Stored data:

==============================

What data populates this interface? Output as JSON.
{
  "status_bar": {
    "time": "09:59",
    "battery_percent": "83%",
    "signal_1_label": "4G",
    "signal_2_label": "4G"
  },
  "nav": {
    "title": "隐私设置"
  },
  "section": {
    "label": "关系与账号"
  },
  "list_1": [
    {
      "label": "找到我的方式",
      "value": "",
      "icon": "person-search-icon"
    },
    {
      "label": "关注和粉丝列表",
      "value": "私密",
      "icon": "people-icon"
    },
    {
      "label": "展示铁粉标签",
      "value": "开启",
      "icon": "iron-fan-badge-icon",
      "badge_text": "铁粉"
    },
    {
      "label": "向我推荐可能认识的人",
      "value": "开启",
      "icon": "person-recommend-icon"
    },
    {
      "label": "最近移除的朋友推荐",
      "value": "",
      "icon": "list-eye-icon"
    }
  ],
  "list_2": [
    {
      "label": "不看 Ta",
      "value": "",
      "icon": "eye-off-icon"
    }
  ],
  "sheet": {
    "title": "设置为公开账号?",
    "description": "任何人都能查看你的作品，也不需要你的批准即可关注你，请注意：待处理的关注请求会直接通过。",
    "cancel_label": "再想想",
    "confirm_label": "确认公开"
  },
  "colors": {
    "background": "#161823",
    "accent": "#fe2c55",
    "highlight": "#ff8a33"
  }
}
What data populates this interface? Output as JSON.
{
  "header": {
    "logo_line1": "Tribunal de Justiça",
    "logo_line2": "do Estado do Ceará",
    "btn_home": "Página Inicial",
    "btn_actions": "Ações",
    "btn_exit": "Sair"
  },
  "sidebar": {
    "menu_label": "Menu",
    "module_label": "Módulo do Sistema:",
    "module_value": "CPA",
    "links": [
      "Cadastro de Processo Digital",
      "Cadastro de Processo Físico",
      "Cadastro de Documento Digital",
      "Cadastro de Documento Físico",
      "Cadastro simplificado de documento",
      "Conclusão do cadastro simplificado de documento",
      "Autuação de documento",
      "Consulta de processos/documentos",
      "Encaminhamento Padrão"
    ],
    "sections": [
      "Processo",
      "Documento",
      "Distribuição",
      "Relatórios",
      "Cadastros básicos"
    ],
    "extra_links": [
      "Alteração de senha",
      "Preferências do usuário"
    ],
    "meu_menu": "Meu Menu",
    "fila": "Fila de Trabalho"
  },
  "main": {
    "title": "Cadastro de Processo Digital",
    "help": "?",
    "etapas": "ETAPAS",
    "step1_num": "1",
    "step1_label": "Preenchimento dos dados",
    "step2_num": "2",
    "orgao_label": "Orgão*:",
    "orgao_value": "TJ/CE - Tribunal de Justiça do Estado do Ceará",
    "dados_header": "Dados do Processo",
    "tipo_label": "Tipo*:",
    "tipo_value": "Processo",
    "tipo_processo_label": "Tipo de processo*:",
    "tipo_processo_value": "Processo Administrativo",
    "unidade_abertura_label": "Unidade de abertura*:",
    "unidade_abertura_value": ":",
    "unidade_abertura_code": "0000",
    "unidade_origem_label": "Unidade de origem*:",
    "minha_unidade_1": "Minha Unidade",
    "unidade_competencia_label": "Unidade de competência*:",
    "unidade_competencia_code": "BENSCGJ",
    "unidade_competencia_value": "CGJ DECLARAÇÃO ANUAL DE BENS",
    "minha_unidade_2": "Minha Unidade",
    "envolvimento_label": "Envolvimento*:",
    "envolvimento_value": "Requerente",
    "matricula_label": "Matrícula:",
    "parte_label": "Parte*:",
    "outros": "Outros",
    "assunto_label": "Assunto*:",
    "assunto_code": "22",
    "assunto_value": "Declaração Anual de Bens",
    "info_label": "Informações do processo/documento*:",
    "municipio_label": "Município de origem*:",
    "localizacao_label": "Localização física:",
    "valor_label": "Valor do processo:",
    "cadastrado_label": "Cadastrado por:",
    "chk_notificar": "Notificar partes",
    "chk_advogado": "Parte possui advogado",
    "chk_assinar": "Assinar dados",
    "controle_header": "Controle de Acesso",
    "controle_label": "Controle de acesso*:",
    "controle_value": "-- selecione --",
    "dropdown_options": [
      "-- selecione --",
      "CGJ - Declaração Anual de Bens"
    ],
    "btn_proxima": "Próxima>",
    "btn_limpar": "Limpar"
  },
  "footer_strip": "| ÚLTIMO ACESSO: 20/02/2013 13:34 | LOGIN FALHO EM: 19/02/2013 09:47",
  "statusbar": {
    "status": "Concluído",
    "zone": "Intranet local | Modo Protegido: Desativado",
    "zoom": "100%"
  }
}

==============================

• What is required
Pick out all the lines with the word "Físico" in them and copy them.

• Final result
      "Cadastro de Processo Físico",
      "Cadastro de Documento Físico",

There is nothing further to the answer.